Written task
Find the string "территории" in the entries and copy each line that has it.

--- Begin ---

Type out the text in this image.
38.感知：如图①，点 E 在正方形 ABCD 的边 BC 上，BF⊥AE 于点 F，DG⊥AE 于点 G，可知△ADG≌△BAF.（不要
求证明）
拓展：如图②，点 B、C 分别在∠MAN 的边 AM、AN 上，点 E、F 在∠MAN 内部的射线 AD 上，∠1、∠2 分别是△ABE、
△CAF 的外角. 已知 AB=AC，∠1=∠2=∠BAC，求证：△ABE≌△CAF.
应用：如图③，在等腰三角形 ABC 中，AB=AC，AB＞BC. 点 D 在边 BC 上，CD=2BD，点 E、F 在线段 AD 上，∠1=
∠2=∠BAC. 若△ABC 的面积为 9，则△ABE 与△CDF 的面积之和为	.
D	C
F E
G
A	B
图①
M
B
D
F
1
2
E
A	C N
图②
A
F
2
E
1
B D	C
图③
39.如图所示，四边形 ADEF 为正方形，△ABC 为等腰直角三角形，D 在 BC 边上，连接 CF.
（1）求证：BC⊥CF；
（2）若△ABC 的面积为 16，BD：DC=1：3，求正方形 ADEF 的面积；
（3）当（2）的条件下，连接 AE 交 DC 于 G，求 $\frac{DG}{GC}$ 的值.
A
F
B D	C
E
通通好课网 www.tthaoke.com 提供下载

--- End ---
--- Begin ---

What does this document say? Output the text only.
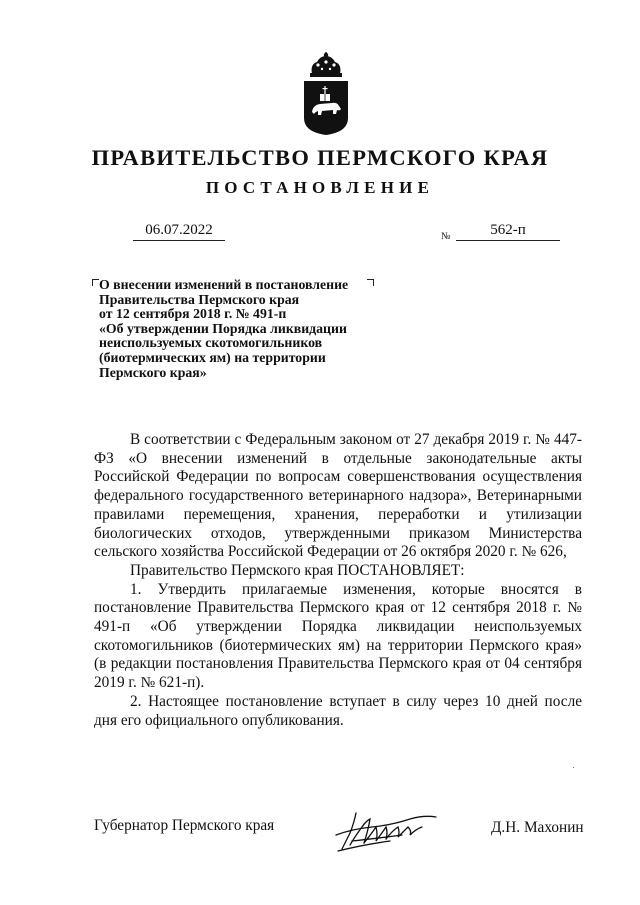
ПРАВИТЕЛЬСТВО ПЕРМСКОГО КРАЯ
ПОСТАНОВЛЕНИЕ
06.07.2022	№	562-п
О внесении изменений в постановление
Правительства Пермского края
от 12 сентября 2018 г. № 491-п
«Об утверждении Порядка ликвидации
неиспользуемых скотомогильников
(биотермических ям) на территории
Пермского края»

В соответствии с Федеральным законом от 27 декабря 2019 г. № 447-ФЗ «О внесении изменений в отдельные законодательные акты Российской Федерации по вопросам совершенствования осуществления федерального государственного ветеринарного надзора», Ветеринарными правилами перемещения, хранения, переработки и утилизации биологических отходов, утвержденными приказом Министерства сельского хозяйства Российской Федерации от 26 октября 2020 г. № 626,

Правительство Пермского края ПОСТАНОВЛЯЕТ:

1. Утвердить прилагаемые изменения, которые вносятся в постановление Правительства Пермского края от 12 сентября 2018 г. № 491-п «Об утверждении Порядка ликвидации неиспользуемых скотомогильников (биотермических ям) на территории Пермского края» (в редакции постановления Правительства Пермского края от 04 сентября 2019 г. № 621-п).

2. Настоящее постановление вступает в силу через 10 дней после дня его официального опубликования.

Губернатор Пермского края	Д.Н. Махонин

--- End ---

Correct result
(биотермических ям) на территории
1. Утвердить прилагаемые изменения, которые вносятся в постановление Правительства Пермского края от 12 сентября 2018 г. № 491-п «Об утверждении Порядка ликвидации неиспользуемых скотомогильников (биотермических ям) на территории Пермского края» (в редакции постановления Правительства Пермского края от 04 сентября 2019 г. № 621-п).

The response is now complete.